* EXCERPT TO READ:
===============

At the end of the day, Belinda stays up in the field until the other mares have returned to the barn and are back in their stalls with the doors latched. I know she counts the number of doors she hears closing because she will refuse to come in from outside and return to her stall until she hears the last door closing, knowing it is then safe to some into the barn.

The first thing she does returning to her stall is to drop a pile of manure right inside her door. It is her claim of “mine” – no other horse here does that, since they would have to walk through manure to leave the stall, but for Belinda, it is a way of saying if for some reason the closed door isn’t enough to keep her secure, the pile of manure at least marks her territory.

She does not always have a peaceful night alone in her stall as I would expect. Her stall floor is churned and messy in the morning, as if she continues to be on the move even in the darkness, or perhaps she is a mare having nightmares.

===============

* RECORDED DATA:
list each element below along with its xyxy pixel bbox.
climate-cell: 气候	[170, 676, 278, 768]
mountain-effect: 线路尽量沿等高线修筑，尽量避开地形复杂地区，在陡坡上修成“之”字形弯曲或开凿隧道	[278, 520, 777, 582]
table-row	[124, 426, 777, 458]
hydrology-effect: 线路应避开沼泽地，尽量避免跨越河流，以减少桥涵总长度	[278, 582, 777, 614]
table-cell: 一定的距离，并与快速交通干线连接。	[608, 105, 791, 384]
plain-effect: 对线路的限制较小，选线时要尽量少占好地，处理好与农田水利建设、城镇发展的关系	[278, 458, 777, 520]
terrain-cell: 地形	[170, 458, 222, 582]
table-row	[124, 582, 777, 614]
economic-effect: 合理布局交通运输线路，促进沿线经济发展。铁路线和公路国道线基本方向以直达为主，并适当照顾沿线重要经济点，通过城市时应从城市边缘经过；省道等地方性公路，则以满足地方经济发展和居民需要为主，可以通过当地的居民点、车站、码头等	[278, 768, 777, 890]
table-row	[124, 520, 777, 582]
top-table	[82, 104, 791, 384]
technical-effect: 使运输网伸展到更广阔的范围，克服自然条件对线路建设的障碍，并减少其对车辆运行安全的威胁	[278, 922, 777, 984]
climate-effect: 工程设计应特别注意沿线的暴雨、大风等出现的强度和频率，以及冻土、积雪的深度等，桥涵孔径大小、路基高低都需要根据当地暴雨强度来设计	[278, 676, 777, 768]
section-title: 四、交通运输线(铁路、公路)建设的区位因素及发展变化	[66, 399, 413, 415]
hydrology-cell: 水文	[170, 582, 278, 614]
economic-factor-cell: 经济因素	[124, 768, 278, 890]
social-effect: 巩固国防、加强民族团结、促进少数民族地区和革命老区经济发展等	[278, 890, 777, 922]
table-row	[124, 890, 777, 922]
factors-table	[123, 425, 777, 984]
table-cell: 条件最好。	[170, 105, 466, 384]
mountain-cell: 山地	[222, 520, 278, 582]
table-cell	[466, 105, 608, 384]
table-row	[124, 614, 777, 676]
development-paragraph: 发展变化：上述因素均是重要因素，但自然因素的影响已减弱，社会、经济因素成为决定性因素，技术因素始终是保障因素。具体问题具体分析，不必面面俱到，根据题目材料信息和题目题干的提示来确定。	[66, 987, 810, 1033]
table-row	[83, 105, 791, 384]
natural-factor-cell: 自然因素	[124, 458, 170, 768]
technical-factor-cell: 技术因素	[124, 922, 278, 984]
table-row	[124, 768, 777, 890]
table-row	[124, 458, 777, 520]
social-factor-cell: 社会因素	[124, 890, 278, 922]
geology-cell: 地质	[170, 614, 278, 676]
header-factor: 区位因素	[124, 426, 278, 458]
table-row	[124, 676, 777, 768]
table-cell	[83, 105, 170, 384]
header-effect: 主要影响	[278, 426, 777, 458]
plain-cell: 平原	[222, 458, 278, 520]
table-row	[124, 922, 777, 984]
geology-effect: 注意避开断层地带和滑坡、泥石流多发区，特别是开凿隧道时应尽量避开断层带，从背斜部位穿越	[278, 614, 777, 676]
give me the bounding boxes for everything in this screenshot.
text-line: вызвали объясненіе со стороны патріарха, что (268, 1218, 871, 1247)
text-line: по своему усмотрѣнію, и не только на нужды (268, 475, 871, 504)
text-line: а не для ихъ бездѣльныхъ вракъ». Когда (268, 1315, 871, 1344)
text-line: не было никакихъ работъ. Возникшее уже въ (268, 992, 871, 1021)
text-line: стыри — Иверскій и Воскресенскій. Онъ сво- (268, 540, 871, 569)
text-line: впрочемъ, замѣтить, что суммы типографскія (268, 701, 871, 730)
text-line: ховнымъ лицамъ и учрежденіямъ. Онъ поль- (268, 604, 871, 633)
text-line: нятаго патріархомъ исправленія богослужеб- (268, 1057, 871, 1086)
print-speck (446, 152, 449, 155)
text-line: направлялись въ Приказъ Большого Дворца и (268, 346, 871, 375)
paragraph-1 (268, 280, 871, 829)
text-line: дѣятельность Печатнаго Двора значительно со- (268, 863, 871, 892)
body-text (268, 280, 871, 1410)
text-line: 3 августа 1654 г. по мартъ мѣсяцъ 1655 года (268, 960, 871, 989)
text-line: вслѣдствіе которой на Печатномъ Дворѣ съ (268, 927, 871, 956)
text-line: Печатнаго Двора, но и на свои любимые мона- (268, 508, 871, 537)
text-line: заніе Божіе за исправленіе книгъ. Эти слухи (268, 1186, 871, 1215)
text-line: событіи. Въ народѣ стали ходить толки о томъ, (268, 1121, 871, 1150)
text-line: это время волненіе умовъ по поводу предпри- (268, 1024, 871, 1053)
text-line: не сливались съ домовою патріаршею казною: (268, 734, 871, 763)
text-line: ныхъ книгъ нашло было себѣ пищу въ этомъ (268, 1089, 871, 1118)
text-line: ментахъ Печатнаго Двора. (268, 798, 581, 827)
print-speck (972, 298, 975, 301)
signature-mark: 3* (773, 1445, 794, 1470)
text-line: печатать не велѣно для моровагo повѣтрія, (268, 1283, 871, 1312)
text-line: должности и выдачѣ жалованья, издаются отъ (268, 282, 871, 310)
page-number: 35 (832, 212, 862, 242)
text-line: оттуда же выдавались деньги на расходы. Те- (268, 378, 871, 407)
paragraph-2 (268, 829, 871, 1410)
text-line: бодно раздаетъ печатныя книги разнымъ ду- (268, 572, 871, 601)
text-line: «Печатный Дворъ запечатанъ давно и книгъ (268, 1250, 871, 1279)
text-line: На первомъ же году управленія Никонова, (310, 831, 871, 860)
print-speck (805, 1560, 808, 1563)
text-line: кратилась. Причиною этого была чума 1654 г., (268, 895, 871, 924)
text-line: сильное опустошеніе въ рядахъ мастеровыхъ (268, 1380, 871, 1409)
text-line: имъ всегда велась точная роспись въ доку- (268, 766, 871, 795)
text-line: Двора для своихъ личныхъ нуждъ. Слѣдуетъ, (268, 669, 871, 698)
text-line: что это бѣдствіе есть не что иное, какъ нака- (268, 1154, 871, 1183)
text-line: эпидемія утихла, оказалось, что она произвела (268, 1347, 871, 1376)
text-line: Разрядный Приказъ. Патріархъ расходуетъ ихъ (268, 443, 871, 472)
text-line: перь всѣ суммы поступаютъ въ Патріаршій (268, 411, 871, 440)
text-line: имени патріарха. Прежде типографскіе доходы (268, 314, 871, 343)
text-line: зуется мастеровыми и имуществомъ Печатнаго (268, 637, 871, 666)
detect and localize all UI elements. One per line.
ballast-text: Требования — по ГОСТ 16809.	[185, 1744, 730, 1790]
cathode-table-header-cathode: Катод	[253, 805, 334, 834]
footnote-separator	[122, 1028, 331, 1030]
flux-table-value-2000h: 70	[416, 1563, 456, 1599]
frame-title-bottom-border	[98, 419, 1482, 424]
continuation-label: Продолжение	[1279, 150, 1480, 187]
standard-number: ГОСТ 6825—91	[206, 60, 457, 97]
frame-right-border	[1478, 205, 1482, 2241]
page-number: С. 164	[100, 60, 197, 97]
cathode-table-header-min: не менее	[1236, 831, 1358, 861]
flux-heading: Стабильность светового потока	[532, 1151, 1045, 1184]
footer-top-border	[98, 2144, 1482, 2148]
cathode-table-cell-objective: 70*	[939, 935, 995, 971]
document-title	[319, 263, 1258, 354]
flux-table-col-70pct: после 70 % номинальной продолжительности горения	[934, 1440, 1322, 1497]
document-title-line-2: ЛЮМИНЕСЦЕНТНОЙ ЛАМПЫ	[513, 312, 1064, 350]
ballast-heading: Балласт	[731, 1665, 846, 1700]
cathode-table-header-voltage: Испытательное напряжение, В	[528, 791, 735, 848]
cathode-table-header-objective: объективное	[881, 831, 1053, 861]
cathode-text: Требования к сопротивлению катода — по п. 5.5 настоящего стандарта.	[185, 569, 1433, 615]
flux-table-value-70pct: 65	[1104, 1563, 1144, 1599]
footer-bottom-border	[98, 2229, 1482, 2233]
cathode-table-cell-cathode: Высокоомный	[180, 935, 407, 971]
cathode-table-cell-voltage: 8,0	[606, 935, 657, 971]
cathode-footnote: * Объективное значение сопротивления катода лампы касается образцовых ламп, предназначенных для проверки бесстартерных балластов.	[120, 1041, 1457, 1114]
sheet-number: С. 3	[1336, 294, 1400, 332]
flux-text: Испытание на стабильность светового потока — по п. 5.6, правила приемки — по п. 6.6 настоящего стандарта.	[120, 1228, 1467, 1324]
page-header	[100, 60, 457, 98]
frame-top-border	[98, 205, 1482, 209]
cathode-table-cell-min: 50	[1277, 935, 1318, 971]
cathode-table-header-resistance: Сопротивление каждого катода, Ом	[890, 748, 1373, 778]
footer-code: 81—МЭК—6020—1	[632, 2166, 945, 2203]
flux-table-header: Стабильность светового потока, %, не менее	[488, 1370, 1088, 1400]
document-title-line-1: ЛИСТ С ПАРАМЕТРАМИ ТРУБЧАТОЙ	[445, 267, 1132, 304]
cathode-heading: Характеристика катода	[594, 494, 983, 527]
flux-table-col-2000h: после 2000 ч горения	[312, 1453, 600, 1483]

===============

Rename "barn" to "stable" in the stretch of the passage about Belinda from "At the end of" through "into the barn.", and write out that stretch. Rely only on the passage about Belinda.

At the end of the day, Belinda stays up in the field until the other mares have returned to the stable and are back in their stalls with the doors latched. I know she counts the number of doors she hears closing because she will refuse to come in from outside and return to her stall until she hears the last door closing, knowing it is then safe to some into the stable.